── Rows
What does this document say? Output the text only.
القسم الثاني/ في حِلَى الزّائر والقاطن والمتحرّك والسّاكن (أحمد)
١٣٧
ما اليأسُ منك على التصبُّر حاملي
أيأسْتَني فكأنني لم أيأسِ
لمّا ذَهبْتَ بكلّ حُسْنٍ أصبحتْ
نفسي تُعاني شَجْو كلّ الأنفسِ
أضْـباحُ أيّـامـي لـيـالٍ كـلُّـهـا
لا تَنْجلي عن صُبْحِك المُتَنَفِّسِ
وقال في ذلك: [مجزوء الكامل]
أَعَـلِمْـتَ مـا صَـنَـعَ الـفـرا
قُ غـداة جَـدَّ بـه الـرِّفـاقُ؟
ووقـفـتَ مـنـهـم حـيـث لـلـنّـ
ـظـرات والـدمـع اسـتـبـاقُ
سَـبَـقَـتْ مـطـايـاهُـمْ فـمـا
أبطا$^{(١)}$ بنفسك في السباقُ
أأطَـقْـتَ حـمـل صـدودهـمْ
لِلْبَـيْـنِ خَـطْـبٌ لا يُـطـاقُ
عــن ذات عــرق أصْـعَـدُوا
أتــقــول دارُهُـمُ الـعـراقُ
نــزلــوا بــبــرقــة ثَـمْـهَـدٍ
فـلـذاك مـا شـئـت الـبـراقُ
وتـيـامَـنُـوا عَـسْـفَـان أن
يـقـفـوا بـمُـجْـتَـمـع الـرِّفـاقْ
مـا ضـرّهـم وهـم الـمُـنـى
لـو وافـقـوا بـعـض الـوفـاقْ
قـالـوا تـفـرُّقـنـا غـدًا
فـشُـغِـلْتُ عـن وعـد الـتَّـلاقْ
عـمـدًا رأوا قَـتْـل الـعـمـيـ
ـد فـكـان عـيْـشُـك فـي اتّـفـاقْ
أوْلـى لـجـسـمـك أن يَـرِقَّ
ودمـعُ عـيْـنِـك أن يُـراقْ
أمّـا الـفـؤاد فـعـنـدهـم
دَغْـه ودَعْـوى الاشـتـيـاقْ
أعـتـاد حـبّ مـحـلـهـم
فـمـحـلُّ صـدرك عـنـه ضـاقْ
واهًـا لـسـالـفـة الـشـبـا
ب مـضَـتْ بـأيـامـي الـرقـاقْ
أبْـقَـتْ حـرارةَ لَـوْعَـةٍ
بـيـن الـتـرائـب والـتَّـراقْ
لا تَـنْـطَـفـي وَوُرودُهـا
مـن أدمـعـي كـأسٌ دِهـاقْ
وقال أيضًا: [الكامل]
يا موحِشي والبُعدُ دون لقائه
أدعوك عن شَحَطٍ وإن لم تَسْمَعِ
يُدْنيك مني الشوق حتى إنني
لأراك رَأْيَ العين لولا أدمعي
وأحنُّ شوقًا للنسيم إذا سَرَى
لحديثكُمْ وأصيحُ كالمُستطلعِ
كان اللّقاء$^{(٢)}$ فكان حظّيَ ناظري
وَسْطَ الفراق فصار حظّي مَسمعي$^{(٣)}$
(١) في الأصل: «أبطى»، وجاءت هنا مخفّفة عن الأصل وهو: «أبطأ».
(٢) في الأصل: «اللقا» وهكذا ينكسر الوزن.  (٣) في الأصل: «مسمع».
────
Stated goal. Where a line holds "الأصل", copy it out.

Solved exercise.
(١) في الأصل: «أبطى»، وجاءت هنا مخفّفة عن الأصل وهو: «أبطأ».
(٢) في الأصل: «اللقا» وهكذا ينكسر الوزن.  (٣) في الأصل: «مسمع».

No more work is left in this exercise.